↓
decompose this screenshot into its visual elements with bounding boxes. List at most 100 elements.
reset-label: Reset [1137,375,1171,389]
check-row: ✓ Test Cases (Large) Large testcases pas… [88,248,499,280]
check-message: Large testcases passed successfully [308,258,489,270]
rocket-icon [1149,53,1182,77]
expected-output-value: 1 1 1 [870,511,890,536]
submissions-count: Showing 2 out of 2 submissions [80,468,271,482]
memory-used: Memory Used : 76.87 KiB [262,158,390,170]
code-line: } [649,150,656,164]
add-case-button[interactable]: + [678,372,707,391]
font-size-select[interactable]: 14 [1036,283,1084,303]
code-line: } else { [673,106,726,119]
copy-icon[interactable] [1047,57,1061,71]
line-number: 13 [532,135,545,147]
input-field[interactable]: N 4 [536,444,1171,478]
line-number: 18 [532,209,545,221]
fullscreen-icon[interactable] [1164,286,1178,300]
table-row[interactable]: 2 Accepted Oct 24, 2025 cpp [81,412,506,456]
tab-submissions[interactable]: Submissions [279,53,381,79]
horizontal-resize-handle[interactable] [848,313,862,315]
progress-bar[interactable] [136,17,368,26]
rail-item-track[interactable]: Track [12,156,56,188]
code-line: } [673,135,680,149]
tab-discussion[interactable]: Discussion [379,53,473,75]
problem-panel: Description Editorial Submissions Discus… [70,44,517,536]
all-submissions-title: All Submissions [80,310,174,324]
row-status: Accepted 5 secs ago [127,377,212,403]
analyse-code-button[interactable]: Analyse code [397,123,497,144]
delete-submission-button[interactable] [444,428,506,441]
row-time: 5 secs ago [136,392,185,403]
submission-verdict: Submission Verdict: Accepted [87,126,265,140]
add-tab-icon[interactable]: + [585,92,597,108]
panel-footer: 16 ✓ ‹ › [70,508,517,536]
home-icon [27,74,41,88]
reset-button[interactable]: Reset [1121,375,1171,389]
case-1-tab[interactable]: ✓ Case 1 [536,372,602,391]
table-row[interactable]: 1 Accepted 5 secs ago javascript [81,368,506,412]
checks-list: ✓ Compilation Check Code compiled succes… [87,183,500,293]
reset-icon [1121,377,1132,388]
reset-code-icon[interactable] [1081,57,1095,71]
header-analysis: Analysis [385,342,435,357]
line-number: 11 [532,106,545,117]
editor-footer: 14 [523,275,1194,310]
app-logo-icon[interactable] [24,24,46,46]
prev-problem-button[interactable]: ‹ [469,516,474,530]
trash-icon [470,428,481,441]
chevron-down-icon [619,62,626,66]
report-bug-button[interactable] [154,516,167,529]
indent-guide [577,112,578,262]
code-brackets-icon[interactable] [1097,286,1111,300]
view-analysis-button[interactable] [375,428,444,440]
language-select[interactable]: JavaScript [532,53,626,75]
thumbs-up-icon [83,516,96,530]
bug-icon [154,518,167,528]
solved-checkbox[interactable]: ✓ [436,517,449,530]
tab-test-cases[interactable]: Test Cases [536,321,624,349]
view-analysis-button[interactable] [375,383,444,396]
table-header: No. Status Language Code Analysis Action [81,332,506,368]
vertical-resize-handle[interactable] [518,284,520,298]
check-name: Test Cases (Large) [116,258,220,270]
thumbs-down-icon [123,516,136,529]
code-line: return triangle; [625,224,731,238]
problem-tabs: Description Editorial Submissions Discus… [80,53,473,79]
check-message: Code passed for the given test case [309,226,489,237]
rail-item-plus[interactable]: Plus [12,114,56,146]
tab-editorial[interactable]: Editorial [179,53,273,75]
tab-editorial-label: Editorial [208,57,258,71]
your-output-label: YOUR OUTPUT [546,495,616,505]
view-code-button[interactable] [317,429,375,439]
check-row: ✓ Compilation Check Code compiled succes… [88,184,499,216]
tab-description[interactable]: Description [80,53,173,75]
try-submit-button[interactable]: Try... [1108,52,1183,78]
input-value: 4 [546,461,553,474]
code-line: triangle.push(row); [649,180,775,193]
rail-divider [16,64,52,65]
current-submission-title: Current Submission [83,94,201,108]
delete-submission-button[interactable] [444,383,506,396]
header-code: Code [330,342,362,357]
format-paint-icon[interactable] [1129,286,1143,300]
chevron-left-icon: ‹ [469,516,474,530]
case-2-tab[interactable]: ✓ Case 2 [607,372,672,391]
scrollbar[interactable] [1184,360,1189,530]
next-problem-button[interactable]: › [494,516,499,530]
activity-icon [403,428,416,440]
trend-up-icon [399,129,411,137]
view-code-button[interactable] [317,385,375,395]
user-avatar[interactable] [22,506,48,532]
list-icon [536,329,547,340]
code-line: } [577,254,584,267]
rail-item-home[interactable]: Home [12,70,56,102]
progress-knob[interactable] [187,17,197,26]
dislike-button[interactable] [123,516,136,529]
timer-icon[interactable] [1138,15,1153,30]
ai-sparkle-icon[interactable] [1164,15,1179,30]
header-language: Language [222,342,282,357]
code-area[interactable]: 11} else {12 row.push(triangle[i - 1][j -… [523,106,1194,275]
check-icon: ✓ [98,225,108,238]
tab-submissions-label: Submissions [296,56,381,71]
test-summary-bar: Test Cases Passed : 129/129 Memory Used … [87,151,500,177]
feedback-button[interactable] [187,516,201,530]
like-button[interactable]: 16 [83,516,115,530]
↑
GOAL: Print the whole listing above again, line for line, with no changes.

FULL SOLUTION:
decompose this screenshot into its visual elements with bounding boxes. List at most 100 elements.
reset-label: Reset [1137,375,1171,389]
check-row: ✓ Test Cases (Large) Large testcases pas… [88,248,499,280]
check-message: Large testcases passed successfully [308,258,489,270]
rocket-icon [1149,53,1182,77]
expected-output-value: 1 1 1 [870,511,890,536]
submissions-count: Showing 2 out of 2 submissions [80,468,271,482]
memory-used: Memory Used : 76.87 KiB [262,158,390,170]
code-line: } [649,150,656,164]
add-case-button[interactable]: + [678,372,707,391]
font-size-select[interactable]: 14 [1036,283,1084,303]
code-line: } else { [673,106,726,119]
copy-icon[interactable] [1047,57,1061,71]
line-number: 13 [532,135,545,147]
input-field[interactable]: N 4 [536,444,1171,478]
line-number: 18 [532,209,545,221]
fullscreen-icon[interactable] [1164,286,1178,300]
table-row[interactable]: 2 Accepted Oct 24, 2025 cpp [81,412,506,456]
tab-submissions[interactable]: Submissions [279,53,381,79]
horizontal-resize-handle[interactable] [848,313,862,315]
progress-bar[interactable] [136,17,368,26]
rail-item-track[interactable]: Track [12,156,56,188]
code-line: } [673,135,680,149]
tab-discussion[interactable]: Discussion [379,53,473,75]
problem-panel: Description Editorial Submissions Discus… [70,44,517,536]
all-submissions-title: All Submissions [80,310,174,324]
row-status: Accepted 5 secs ago [127,377,212,403]
analyse-code-button[interactable]: Analyse code [397,123,497,144]
delete-submission-button[interactable] [444,428,506,441]
row-time: 5 secs ago [136,392,185,403]
submission-verdict: Submission Verdict: Accepted [87,126,265,140]
add-tab-icon[interactable]: + [585,92,597,108]
panel-footer: 16 ✓ ‹ › [70,508,517,536]
home-icon [27,74,41,88]
reset-button[interactable]: Reset [1121,375,1171,389]
case-1-tab[interactable]: ✓ Case 1 [536,372,602,391]
table-row[interactable]: 1 Accepted 5 secs ago javascript [81,368,506,412]
checks-list: ✓ Compilation Check Code compiled succes… [87,183,500,293]
reset-icon [1121,377,1132,388]
reset-code-icon[interactable] [1081,57,1095,71]
header-analysis: Analysis [385,342,435,357]
line-number: 11 [532,106,545,117]
editor-footer: 14 [523,275,1194,310]
app-logo-icon[interactable] [24,24,46,46]
prev-problem-button[interactable]: ‹ [469,516,474,530]
trash-icon [470,428,481,441]
chevron-down-icon [619,62,626,66]
report-bug-button[interactable] [154,516,167,529]
indent-guide [577,112,578,262]
code-brackets-icon[interactable] [1097,286,1111,300]
view-analysis-button[interactable] [375,428,444,440]
language-select[interactable]: JavaScript [532,53,626,75]
thumbs-up-icon [83,516,96,530]
bug-icon [154,518,167,528]
solved-checkbox[interactable]: ✓ [436,517,449,530]
tab-test-cases[interactable]: Test Cases [536,321,624,349]
view-analysis-button[interactable] [375,383,444,396]
table-header: No. Status Language Code Analysis Action [81,332,506,368]
vertical-resize-handle[interactable] [518,284,520,298]
check-name: Test Cases (Large) [116,258,220,270]
thumbs-down-icon [123,516,136,529]
code-line: return triangle; [625,224,731,238]
problem-tabs: Description Editorial Submissions Discus… [80,53,473,79]
check-message: Code passed for the given test case [309,226,489,237]
rail-item-plus[interactable]: Plus [12,114,56,146]
tab-editorial[interactable]: Editorial [179,53,273,75]
tab-editorial-label: Editorial [208,57,258,71]
your-output-label: YOUR OUTPUT [546,495,616,505]
view-code-button[interactable] [317,429,375,439]
check-row: ✓ Compilation Check Code compiled succes… [88,184,499,216]
tab-description[interactable]: Description [80,53,173,75]
try-submit-button[interactable]: Try... [1108,52,1183,78]
input-value: 4 [546,461,553,474]
code-line: triangle.push(row); [649,180,775,193]
rail-divider [16,64,52,65]
current-submission-title: Current Submission [83,94,201,108]
delete-submission-button[interactable] [444,383,506,396]
header-code: Code [330,342,362,357]
format-paint-icon[interactable] [1129,286,1143,300]
chevron-left-icon: ‹ [469,516,474,530]
case-2-tab[interactable]: ✓ Case 2 [607,372,672,391]
scrollbar[interactable] [1184,360,1189,530]
next-problem-button[interactable]: › [494,516,499,530]
activity-icon [403,428,416,440]
trend-up-icon [399,129,411,137]
view-code-button[interactable] [317,385,375,395]
user-avatar[interactable] [22,506,48,532]
list-icon [536,329,547,340]
code-line: } [577,254,584,267]
rail-item-home[interactable]: Home [12,70,56,102]
progress-knob[interactable] [187,17,197,26]
dislike-button[interactable] [123,516,136,529]
timer-icon[interactable] [1138,15,1153,30]
ai-sparkle-icon[interactable] [1164,15,1179,30]
header-language: Language [222,342,282,357]
code-area[interactable]: 11} else {12 row.push(triangle[i - 1][j -… [523,106,1194,275]
check-icon: ✓ [98,225,108,238]
tab-submissions-label: Submissions [296,56,381,71]
test-summary-bar: Test Cases Passed : 129/129 Memory Used … [87,151,500,177]
feedback-button[interactable] [187,516,201,530]
like-button[interactable]: 16 [83,516,115,530]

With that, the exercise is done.